--- Required work ---
From the records below, copy every line that contains the word "JSON".

--- Exercise data ---
>>>>

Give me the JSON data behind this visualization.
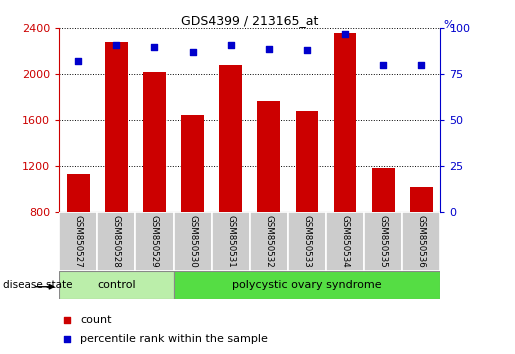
{
  "title": "GDS4399 / 213165_at",
  "samples": [
    "GSM850527",
    "GSM850528",
    "GSM850529",
    "GSM850530",
    "GSM850531",
    "GSM850532",
    "GSM850533",
    "GSM850534",
    "GSM850535",
    "GSM850536"
  ],
  "counts": [
    1130,
    2280,
    2020,
    1650,
    2080,
    1770,
    1680,
    2360,
    1190,
    1020
  ],
  "percentiles": [
    82,
    91,
    90,
    87,
    91,
    89,
    88,
    97,
    80,
    80
  ],
  "ymin": 800,
  "ymax": 2400,
  "yticks_left": [
    800,
    1200,
    1600,
    2000,
    2400
  ],
  "yticks_right": [
    0,
    25,
    50,
    75,
    100
  ],
  "bar_color": "#cc0000",
  "dot_color": "#0000cc",
  "control_samples": 3,
  "control_color": "#bbeeaa",
  "pcos_color": "#55dd44",
  "group_labels": [
    "control",
    "polycystic ovary syndrome"
  ],
  "disease_state_label": "disease state",
  "legend_count_label": "count",
  "legend_percentile_label": "percentile rank within the sample",
  "bar_bottom": 800,
  "sample_box_color": "#cccccc",
  "fig_width": 5.15,
  "fig_height": 3.54
}
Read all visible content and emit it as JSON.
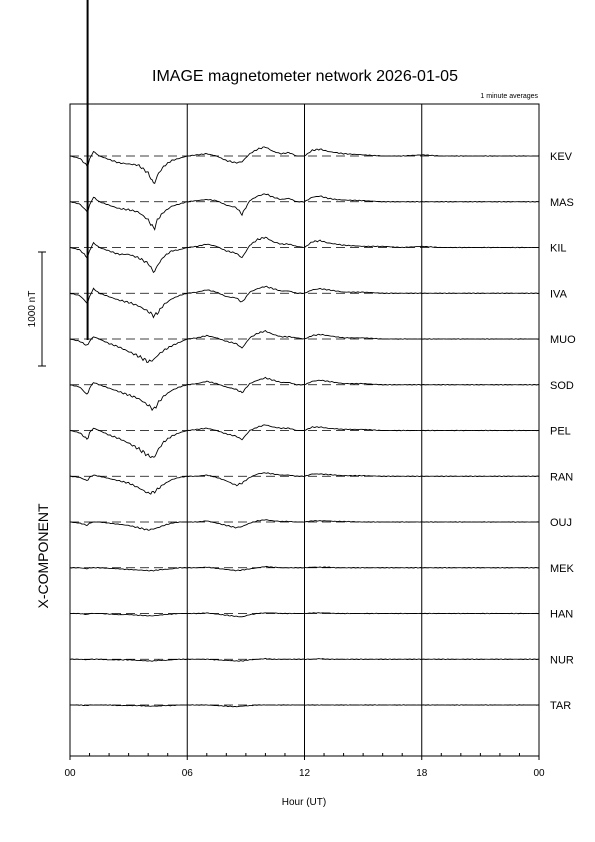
{
  "chart_data": {
    "type": "line",
    "title": "IMAGE magnetometer network 2026-01-05",
    "subtitle": "1 minute averages",
    "xlabel": "Hour (UT)",
    "component_label": "X-COMPONENT",
    "scale_bar_label": "1000 nT",
    "scale_bar_value_nT": 1000,
    "x_tick_labels": [
      "00",
      "06",
      "12",
      "18",
      "00"
    ],
    "x_tick_hours": [
      0,
      6,
      12,
      18,
      24
    ],
    "xlim_hours": [
      0,
      24
    ],
    "stations": [
      "KEV",
      "MAS",
      "KIL",
      "IVA",
      "MUO",
      "SOD",
      "PEL",
      "RAN",
      "OUJ",
      "MEK",
      "HAN",
      "NUR",
      "TAR"
    ],
    "series_hours": [
      0,
      0.5,
      0.9,
      1.0,
      1.2,
      1.5,
      2.0,
      2.5,
      3.0,
      3.5,
      4.0,
      4.3,
      4.5,
      4.8,
      5.2,
      5.6,
      6.0,
      6.5,
      7.0,
      7.5,
      8.0,
      8.5,
      8.8,
      9.2,
      9.6,
      10.0,
      10.4,
      10.8,
      11.2,
      11.6,
      12.0,
      12.4,
      12.8,
      13.2,
      13.6,
      14.0,
      15.0,
      16.0,
      17.0,
      18.0,
      19.0,
      20.0,
      21.0,
      22.0,
      23.0,
      24.0
    ],
    "series": [
      {
        "name": "KEV",
        "values": [
          0,
          -20,
          -90,
          -30,
          40,
          0,
          -30,
          -60,
          -70,
          -80,
          -150,
          -250,
          -160,
          -90,
          -40,
          -20,
          0,
          10,
          20,
          0,
          -40,
          -60,
          -50,
          20,
          60,
          80,
          40,
          20,
          30,
          0,
          0,
          50,
          60,
          40,
          30,
          20,
          10,
          0,
          0,
          10,
          0,
          0,
          0,
          0,
          0,
          0
        ]
      },
      {
        "name": "MAS",
        "values": [
          0,
          -20,
          -90,
          -30,
          40,
          0,
          -30,
          -60,
          -70,
          -90,
          -160,
          -240,
          -150,
          -90,
          -40,
          -20,
          0,
          10,
          20,
          10,
          -30,
          -50,
          -110,
          10,
          50,
          70,
          40,
          20,
          30,
          0,
          0,
          40,
          50,
          30,
          20,
          15,
          10,
          0,
          0,
          0,
          0,
          0,
          0,
          0,
          0,
          0
        ]
      },
      {
        "name": "KIL",
        "values": [
          0,
          -20,
          -90,
          -30,
          40,
          0,
          -30,
          -60,
          -60,
          -90,
          -140,
          -220,
          -150,
          -80,
          -30,
          -20,
          0,
          10,
          30,
          10,
          -30,
          -50,
          -90,
          20,
          70,
          90,
          50,
          30,
          30,
          10,
          0,
          50,
          60,
          40,
          30,
          20,
          10,
          10,
          0,
          10,
          0,
          0,
          0,
          0,
          0,
          0
        ]
      },
      {
        "name": "IVA",
        "values": [
          0,
          -20,
          -90,
          -30,
          40,
          0,
          -30,
          -60,
          -80,
          -110,
          -160,
          -200,
          -170,
          -100,
          -50,
          -20,
          0,
          10,
          30,
          10,
          -30,
          -40,
          -80,
          10,
          40,
          60,
          40,
          20,
          20,
          0,
          0,
          30,
          40,
          30,
          20,
          10,
          10,
          0,
          0,
          0,
          0,
          0,
          0,
          0,
          0,
          0
        ]
      },
      {
        "name": "MUO",
        "values": [
          0,
          -20,
          -60,
          -20,
          20,
          0,
          -40,
          -70,
          -110,
          -150,
          -200,
          -180,
          -140,
          -100,
          -60,
          -30,
          0,
          10,
          30,
          10,
          -20,
          -40,
          -80,
          10,
          50,
          70,
          40,
          20,
          20,
          10,
          0,
          30,
          40,
          30,
          20,
          10,
          10,
          0,
          0,
          0,
          0,
          0,
          0,
          0,
          0,
          0
        ]
      },
      {
        "name": "SOD",
        "values": [
          0,
          -20,
          -90,
          -30,
          20,
          0,
          -30,
          -60,
          -90,
          -120,
          -180,
          -220,
          -160,
          -100,
          -50,
          -20,
          0,
          10,
          30,
          10,
          -20,
          -40,
          -70,
          10,
          40,
          60,
          40,
          20,
          20,
          0,
          0,
          30,
          40,
          30,
          20,
          10,
          10,
          0,
          0,
          0,
          0,
          0,
          0,
          0,
          0,
          0
        ]
      },
      {
        "name": "PEL",
        "values": [
          0,
          -20,
          -80,
          -20,
          20,
          0,
          -40,
          -70,
          -110,
          -160,
          -220,
          -240,
          -170,
          -100,
          -50,
          -20,
          0,
          10,
          20,
          0,
          -30,
          -50,
          -80,
          0,
          30,
          50,
          30,
          20,
          20,
          0,
          0,
          30,
          30,
          20,
          15,
          10,
          10,
          0,
          0,
          0,
          0,
          0,
          0,
          0,
          0,
          0
        ]
      },
      {
        "name": "RAN",
        "values": [
          0,
          -10,
          -40,
          -10,
          10,
          0,
          -20,
          -40,
          -60,
          -100,
          -150,
          -140,
          -110,
          -70,
          -30,
          -10,
          0,
          0,
          10,
          -10,
          -40,
          -80,
          -60,
          -10,
          20,
          30,
          20,
          10,
          10,
          0,
          0,
          20,
          20,
          15,
          10,
          5,
          5,
          0,
          0,
          0,
          0,
          0,
          0,
          0,
          0,
          0
        ]
      },
      {
        "name": "OUJ",
        "values": [
          0,
          -10,
          -30,
          -10,
          0,
          0,
          -10,
          -20,
          -30,
          -50,
          -70,
          -60,
          -50,
          -30,
          -10,
          0,
          0,
          0,
          10,
          -10,
          -30,
          -50,
          -40,
          -10,
          10,
          20,
          10,
          5,
          5,
          0,
          0,
          10,
          10,
          10,
          5,
          5,
          0,
          0,
          0,
          0,
          0,
          0,
          0,
          0,
          0,
          0
        ]
      },
      {
        "name": "MEK",
        "values": [
          0,
          0,
          -10,
          0,
          0,
          0,
          -5,
          -10,
          -15,
          -20,
          -25,
          -25,
          -20,
          -15,
          -10,
          0,
          0,
          0,
          5,
          -5,
          -15,
          -25,
          -20,
          -10,
          0,
          10,
          5,
          0,
          0,
          0,
          0,
          5,
          5,
          5,
          0,
          0,
          0,
          0,
          0,
          0,
          0,
          0,
          0,
          0,
          0,
          0
        ]
      },
      {
        "name": "HAN",
        "values": [
          0,
          0,
          -10,
          0,
          0,
          0,
          -5,
          -10,
          -10,
          -15,
          -20,
          -20,
          -15,
          -10,
          -5,
          0,
          0,
          0,
          5,
          -5,
          -15,
          -25,
          -30,
          -10,
          0,
          5,
          5,
          0,
          0,
          0,
          0,
          5,
          5,
          5,
          0,
          0,
          0,
          0,
          0,
          0,
          0,
          0,
          0,
          0,
          0,
          0
        ]
      },
      {
        "name": "NUR",
        "values": [
          0,
          0,
          -5,
          0,
          0,
          0,
          -5,
          -5,
          -5,
          -10,
          -15,
          -15,
          -10,
          -10,
          -5,
          0,
          0,
          0,
          0,
          -5,
          -10,
          -15,
          -15,
          -5,
          0,
          5,
          0,
          0,
          0,
          0,
          0,
          0,
          5,
          0,
          0,
          0,
          0,
          0,
          0,
          0,
          0,
          0,
          0,
          0,
          0,
          0
        ]
      },
      {
        "name": "TAR",
        "values": [
          0,
          0,
          -5,
          0,
          0,
          0,
          0,
          -5,
          -5,
          -5,
          -10,
          -10,
          -10,
          -5,
          -5,
          0,
          0,
          0,
          0,
          -5,
          -10,
          -15,
          -10,
          -5,
          0,
          0,
          0,
          0,
          0,
          0,
          0,
          0,
          0,
          0,
          0,
          0,
          0,
          0,
          0,
          0,
          0,
          0,
          0,
          0,
          0,
          0
        ]
      }
    ],
    "vertical_marker": {
      "hour": 0.9
    },
    "grid": "vertical-6h"
  }
}
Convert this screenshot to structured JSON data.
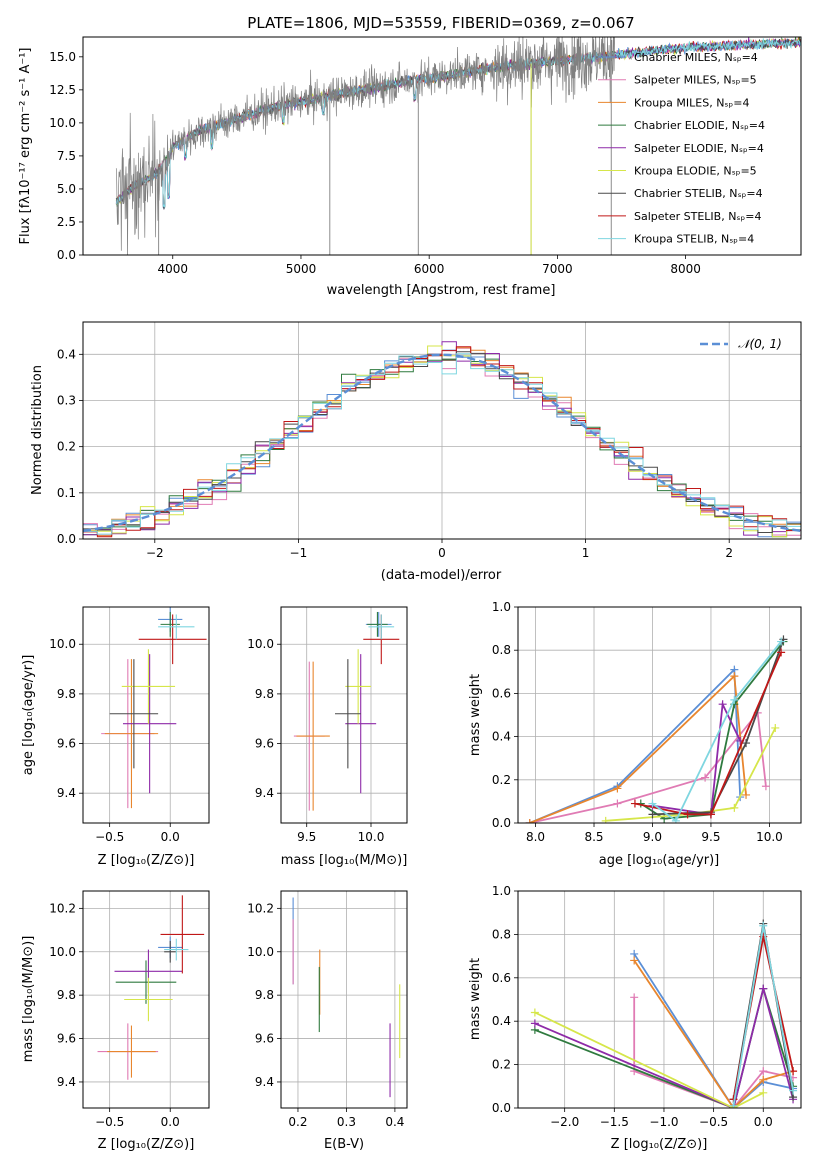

<<<<

--- Response for this exercise ---
Give me the JSON data behind this visualization.
Read all visible content and emit it as JSON.
Convert this screenshot to structured JSON data.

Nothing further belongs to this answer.